> Goal
Report how many lines contain the word "name"; answer with the number only.

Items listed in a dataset
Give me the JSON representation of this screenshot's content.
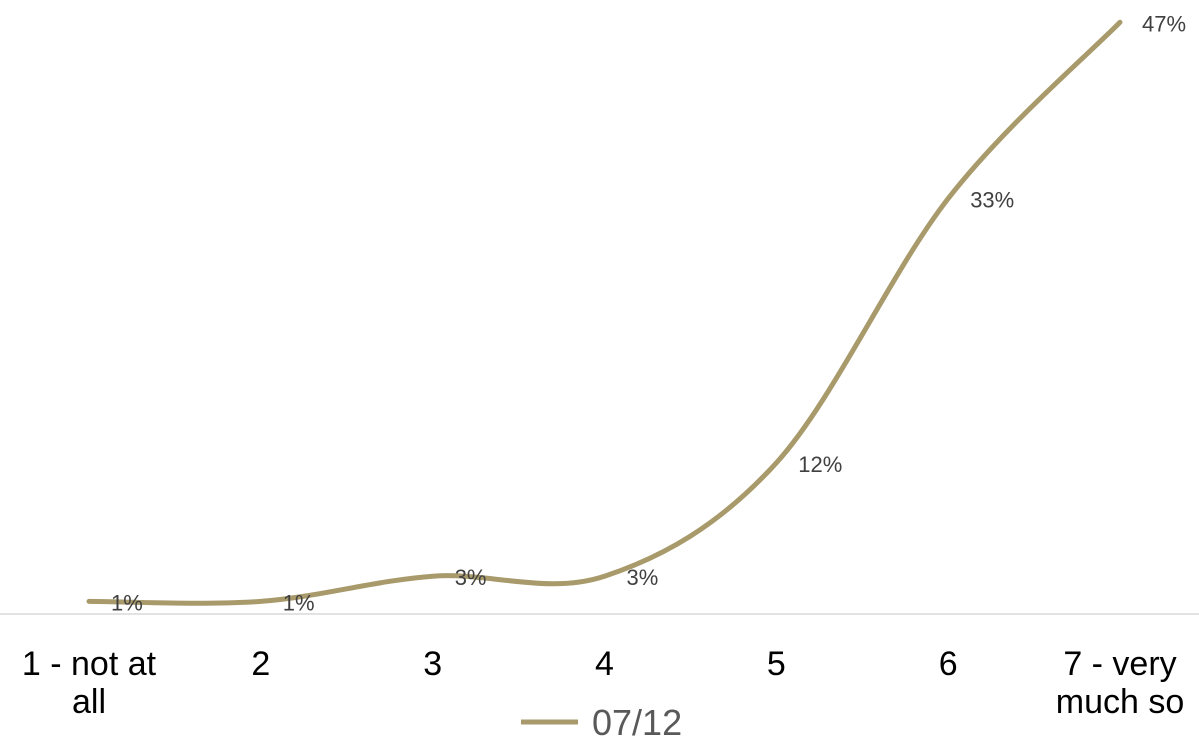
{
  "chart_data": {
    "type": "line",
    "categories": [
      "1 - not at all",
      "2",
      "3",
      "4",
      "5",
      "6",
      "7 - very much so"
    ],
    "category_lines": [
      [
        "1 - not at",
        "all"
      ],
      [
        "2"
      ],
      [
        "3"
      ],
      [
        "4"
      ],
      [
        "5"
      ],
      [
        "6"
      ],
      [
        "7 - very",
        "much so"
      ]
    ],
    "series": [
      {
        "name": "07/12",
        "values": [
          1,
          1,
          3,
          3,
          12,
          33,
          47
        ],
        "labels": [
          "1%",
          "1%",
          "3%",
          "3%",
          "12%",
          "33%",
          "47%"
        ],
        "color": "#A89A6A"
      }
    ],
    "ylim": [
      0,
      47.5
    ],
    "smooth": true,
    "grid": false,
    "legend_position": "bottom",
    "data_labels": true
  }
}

---

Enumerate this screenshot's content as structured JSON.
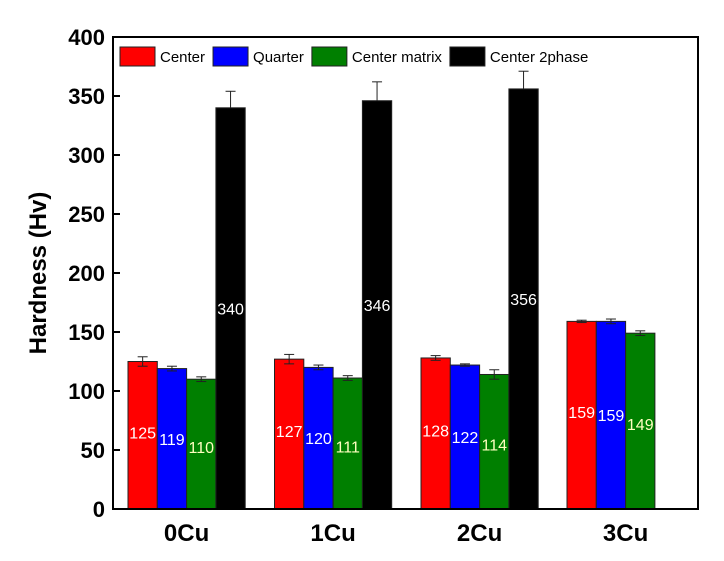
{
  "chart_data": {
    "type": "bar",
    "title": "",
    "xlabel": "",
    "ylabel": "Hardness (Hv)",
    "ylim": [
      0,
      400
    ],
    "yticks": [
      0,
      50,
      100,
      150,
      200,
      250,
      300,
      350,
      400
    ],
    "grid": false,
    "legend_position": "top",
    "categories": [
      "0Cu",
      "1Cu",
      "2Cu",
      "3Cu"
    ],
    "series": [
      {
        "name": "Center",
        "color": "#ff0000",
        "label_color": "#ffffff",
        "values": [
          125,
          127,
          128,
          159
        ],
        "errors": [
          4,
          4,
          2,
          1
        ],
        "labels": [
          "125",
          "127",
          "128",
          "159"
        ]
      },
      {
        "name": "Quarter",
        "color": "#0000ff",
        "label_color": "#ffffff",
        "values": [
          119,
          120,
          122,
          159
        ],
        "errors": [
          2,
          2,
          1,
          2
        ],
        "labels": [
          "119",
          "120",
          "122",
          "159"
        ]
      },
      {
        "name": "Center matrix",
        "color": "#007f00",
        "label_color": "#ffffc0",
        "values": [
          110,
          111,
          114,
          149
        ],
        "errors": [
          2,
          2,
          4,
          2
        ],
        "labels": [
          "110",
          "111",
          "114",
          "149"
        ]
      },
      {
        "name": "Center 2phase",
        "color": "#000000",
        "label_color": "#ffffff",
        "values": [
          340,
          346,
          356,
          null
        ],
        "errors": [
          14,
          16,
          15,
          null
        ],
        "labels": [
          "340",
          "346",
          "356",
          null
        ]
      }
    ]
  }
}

---

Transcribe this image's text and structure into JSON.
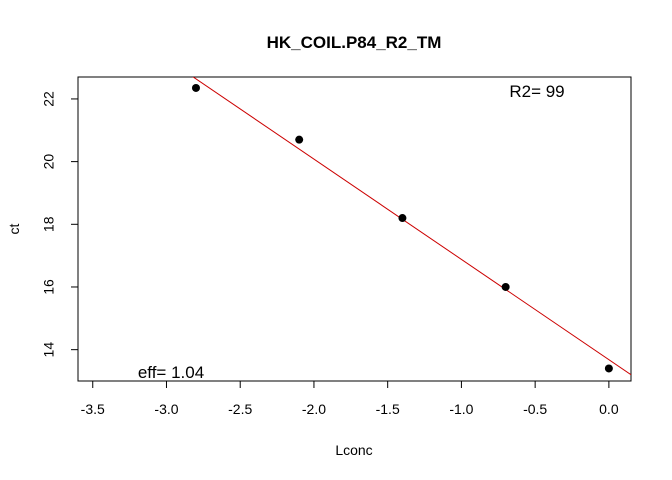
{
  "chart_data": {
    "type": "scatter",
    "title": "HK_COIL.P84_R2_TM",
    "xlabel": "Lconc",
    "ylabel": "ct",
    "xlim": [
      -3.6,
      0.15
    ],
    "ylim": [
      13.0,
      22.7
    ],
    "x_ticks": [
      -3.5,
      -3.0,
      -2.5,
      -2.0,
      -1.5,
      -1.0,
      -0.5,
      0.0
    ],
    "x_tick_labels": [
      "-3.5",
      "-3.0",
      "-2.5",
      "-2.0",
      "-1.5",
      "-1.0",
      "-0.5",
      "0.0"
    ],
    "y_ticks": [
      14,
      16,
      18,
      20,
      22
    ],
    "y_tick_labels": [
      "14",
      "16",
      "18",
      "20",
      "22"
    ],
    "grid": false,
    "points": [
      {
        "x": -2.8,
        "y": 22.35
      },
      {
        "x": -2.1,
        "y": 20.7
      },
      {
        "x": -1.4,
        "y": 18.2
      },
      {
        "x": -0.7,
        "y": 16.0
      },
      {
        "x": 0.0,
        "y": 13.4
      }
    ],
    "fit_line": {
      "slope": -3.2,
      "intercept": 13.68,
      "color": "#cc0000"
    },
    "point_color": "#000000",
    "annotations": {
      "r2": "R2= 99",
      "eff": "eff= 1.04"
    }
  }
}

> Exercise output
5